Please copy the entries word for word, starting from their first line and ending with the line that contains "wind-barb [745,252,753,271]", including both of those lines.

** start RECORDS PROVIDED **

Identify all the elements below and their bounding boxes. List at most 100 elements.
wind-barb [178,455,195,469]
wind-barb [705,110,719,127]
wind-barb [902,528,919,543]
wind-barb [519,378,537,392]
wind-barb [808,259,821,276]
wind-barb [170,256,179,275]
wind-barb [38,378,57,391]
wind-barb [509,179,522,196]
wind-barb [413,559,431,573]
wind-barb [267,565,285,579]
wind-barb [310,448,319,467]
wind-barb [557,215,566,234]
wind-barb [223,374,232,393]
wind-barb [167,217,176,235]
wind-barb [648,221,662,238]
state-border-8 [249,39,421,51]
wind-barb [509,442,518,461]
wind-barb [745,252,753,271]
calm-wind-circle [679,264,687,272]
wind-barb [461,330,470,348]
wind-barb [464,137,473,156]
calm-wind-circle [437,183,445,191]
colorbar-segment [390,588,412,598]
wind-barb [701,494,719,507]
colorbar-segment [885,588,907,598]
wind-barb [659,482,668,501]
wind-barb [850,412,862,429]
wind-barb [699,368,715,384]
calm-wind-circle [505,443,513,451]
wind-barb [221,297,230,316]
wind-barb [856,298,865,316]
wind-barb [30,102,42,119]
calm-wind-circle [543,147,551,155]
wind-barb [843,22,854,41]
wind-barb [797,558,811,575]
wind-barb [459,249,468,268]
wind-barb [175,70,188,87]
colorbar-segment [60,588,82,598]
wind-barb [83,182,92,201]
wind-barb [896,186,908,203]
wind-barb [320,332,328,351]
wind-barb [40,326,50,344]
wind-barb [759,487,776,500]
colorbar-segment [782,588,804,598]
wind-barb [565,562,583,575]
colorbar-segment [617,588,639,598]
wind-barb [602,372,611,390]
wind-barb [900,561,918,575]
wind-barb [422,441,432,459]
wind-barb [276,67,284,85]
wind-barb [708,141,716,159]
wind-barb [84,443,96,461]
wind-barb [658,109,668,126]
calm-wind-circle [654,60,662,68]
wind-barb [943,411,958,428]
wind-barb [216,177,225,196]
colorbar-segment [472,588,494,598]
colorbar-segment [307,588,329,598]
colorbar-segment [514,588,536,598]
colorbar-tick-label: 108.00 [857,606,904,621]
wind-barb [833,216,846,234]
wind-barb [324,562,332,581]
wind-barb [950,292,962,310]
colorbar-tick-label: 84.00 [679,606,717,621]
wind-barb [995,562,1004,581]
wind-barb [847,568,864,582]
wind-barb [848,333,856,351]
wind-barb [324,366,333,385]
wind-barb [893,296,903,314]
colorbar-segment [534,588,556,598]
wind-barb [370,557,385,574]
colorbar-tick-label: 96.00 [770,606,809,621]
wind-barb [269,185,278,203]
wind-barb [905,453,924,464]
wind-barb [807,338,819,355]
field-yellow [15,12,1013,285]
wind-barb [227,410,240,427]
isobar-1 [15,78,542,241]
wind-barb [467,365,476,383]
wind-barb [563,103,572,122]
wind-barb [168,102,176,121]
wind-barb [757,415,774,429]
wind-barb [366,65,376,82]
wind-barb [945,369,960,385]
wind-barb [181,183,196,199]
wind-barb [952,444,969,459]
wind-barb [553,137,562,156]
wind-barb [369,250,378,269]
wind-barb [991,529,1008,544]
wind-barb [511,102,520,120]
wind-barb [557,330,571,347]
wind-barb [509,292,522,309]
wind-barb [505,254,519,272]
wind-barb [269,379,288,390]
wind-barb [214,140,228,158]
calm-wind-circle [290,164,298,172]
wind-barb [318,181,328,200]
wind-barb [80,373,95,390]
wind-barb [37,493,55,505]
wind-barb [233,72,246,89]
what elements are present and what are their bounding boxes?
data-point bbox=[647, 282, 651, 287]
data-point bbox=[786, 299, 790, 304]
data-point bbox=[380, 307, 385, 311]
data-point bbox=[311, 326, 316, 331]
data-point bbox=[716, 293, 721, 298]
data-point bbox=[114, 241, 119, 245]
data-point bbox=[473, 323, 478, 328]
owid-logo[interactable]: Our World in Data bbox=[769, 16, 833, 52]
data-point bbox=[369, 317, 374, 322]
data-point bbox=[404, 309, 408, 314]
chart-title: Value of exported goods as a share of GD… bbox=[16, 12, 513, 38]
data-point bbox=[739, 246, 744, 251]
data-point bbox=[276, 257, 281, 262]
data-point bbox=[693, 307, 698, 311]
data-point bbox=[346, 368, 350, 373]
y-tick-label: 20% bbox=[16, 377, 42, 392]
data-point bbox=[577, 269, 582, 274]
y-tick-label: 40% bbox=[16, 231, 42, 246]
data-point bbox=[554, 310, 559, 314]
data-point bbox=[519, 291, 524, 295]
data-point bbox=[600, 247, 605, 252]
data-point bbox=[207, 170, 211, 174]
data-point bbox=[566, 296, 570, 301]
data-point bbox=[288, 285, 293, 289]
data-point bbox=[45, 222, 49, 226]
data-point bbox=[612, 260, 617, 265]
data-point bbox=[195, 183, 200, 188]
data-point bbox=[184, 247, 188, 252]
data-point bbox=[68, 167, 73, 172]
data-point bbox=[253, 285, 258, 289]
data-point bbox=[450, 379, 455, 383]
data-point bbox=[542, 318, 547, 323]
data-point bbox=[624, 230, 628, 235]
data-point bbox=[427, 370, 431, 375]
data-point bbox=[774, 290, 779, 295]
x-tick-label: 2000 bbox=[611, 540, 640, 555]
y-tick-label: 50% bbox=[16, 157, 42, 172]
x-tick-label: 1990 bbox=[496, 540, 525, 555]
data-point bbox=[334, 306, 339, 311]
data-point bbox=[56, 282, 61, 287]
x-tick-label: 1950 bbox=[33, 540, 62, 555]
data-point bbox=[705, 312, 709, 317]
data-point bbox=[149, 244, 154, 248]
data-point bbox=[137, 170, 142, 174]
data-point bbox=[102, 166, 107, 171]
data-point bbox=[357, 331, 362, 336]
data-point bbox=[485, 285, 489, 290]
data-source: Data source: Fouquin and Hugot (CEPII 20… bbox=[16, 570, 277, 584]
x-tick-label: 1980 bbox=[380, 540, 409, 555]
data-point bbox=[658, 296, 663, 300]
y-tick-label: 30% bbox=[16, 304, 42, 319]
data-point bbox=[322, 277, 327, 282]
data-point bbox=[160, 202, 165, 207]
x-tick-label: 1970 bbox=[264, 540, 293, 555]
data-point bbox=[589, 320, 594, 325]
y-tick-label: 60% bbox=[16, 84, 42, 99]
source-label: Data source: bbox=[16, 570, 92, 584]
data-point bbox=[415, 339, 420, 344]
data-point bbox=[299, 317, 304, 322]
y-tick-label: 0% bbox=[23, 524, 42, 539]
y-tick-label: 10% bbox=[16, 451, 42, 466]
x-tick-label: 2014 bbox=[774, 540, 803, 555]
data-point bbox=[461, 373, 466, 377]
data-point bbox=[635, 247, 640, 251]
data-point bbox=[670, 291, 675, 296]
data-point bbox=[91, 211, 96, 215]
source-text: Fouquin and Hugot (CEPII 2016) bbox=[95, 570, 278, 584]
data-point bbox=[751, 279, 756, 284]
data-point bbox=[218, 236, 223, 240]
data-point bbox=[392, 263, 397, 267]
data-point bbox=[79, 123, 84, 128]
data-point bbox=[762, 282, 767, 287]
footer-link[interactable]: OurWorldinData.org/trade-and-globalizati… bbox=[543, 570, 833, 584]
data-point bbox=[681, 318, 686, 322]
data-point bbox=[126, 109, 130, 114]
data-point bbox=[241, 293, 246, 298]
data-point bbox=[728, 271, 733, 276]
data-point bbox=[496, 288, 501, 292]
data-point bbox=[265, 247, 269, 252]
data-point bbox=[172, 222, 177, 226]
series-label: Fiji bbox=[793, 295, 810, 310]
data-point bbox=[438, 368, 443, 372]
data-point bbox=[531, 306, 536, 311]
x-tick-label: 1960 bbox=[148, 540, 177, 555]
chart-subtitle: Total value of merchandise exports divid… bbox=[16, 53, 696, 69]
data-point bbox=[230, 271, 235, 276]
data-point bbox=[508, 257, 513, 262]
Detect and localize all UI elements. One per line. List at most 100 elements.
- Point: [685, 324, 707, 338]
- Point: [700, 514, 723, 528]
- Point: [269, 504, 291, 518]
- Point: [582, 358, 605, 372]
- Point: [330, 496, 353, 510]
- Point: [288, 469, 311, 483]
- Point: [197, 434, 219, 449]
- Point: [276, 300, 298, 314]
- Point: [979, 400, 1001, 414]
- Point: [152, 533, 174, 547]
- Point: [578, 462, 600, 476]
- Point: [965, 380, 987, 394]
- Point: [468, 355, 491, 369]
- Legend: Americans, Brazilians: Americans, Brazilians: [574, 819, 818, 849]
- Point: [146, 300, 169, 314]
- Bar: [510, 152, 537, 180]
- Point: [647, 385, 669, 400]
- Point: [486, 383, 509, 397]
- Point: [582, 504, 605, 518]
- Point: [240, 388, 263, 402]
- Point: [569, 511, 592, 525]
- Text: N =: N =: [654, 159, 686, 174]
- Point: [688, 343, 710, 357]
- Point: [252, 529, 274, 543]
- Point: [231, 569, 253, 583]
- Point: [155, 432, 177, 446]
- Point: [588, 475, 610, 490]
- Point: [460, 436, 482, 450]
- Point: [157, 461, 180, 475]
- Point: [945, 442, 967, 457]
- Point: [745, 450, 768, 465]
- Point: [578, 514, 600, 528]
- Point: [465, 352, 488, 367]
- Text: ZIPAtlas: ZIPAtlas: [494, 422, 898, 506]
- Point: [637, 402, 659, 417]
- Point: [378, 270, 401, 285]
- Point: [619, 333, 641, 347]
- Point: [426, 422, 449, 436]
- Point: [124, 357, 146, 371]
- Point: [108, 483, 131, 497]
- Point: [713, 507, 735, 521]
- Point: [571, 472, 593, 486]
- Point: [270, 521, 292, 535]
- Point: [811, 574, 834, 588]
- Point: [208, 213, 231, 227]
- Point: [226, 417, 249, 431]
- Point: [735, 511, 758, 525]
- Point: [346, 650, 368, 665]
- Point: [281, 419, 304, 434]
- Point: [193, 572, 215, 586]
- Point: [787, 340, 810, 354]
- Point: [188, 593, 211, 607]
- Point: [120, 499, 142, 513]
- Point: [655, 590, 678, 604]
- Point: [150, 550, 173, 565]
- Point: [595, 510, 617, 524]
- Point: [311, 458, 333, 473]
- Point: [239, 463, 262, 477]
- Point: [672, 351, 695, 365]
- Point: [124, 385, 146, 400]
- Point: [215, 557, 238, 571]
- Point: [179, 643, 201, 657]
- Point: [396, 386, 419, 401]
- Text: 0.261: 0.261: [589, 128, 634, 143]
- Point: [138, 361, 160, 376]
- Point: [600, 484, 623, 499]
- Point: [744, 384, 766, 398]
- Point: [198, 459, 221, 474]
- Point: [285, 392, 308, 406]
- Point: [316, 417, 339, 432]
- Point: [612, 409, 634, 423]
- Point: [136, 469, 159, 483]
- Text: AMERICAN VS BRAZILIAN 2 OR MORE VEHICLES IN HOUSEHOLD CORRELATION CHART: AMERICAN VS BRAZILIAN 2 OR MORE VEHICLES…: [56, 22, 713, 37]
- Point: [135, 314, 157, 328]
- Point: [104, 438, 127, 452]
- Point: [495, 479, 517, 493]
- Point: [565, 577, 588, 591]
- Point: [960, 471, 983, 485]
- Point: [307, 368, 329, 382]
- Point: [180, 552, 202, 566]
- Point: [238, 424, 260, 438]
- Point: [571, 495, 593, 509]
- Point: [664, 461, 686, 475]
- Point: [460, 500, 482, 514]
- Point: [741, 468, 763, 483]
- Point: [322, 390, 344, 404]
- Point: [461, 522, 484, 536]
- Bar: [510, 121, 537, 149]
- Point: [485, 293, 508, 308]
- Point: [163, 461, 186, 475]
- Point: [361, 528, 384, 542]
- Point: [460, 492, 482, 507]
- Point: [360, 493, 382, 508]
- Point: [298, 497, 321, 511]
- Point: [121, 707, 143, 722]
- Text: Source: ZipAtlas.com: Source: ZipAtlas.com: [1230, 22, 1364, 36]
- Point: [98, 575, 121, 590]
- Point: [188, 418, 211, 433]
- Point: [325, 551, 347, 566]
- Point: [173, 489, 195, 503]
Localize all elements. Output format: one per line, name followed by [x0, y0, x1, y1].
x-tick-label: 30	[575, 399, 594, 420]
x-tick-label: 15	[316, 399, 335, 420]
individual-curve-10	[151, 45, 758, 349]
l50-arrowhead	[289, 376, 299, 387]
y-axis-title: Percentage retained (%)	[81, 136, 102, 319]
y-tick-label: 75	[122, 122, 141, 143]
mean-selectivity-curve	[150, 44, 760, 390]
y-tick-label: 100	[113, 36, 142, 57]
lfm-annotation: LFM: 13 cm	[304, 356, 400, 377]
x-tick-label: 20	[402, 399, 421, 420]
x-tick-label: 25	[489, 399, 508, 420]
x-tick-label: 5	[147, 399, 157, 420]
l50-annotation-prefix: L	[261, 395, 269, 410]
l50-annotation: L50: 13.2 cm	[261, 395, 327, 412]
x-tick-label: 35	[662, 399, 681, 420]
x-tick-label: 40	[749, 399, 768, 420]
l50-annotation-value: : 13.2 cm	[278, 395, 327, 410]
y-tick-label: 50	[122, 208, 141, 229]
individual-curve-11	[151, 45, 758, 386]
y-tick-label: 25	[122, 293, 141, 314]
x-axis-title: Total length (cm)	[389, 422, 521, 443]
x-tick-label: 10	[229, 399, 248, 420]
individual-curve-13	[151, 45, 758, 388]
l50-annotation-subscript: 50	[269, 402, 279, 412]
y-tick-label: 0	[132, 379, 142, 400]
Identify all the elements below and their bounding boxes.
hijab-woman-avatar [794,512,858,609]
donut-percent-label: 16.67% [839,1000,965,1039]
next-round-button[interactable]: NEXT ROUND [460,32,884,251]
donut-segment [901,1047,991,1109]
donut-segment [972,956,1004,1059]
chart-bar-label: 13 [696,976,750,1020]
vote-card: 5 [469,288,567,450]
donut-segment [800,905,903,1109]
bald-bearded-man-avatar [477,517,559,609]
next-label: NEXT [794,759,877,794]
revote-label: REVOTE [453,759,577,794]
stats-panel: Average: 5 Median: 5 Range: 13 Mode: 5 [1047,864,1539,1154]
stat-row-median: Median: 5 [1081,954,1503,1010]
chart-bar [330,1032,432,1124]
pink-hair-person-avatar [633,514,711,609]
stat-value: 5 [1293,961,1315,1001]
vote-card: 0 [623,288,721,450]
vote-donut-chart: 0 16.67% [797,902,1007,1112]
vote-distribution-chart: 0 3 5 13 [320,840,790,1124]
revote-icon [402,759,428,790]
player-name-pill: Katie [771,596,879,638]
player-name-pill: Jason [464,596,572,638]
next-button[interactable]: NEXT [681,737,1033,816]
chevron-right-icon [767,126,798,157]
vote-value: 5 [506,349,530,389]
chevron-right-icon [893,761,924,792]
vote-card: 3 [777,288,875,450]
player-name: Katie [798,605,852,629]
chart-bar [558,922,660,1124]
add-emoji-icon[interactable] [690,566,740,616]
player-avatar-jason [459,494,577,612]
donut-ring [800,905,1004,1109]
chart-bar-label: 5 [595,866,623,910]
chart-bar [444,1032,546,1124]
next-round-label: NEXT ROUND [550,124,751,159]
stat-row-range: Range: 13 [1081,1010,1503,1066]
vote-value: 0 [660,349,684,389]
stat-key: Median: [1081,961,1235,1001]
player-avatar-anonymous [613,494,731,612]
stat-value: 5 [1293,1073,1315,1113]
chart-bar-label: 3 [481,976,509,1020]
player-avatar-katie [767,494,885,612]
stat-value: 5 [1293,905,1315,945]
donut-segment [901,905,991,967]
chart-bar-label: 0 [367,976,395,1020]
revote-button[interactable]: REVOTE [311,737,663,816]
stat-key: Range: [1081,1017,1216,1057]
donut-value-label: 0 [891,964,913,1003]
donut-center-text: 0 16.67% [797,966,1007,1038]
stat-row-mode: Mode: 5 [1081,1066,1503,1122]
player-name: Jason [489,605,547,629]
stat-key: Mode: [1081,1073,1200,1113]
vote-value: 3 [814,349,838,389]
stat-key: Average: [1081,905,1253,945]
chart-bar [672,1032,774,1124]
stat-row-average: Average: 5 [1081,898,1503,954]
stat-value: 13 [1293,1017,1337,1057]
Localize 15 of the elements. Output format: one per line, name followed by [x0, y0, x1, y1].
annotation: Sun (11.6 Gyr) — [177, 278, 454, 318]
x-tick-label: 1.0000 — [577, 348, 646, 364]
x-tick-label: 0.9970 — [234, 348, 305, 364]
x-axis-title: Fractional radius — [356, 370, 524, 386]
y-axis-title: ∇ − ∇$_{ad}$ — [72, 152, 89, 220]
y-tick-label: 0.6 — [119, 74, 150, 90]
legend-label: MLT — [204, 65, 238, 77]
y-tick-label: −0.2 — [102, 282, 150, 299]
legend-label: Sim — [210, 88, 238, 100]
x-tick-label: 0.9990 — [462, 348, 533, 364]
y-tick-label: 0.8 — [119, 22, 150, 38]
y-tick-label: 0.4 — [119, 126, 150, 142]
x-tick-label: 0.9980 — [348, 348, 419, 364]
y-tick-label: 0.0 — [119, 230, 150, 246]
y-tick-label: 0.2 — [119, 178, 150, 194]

** end RECORDS PROVIDED **

--- RESULT OF THIS TASK ---
Identify all the elements below and their bounding boxes. List at most 100 elements.
wind-barb [178,455,195,469]
wind-barb [705,110,719,127]
wind-barb [902,528,919,543]
wind-barb [519,378,537,392]
wind-barb [808,259,821,276]
wind-barb [170,256,179,275]
wind-barb [38,378,57,391]
wind-barb [509,179,522,196]
wind-barb [413,559,431,573]
wind-barb [267,565,285,579]
wind-barb [310,448,319,467]
wind-barb [557,215,566,234]
wind-barb [223,374,232,393]
wind-barb [167,217,176,235]
wind-barb [648,221,662,238]
state-border-8 [249,39,421,51]
wind-barb [509,442,518,461]
wind-barb [745,252,753,271]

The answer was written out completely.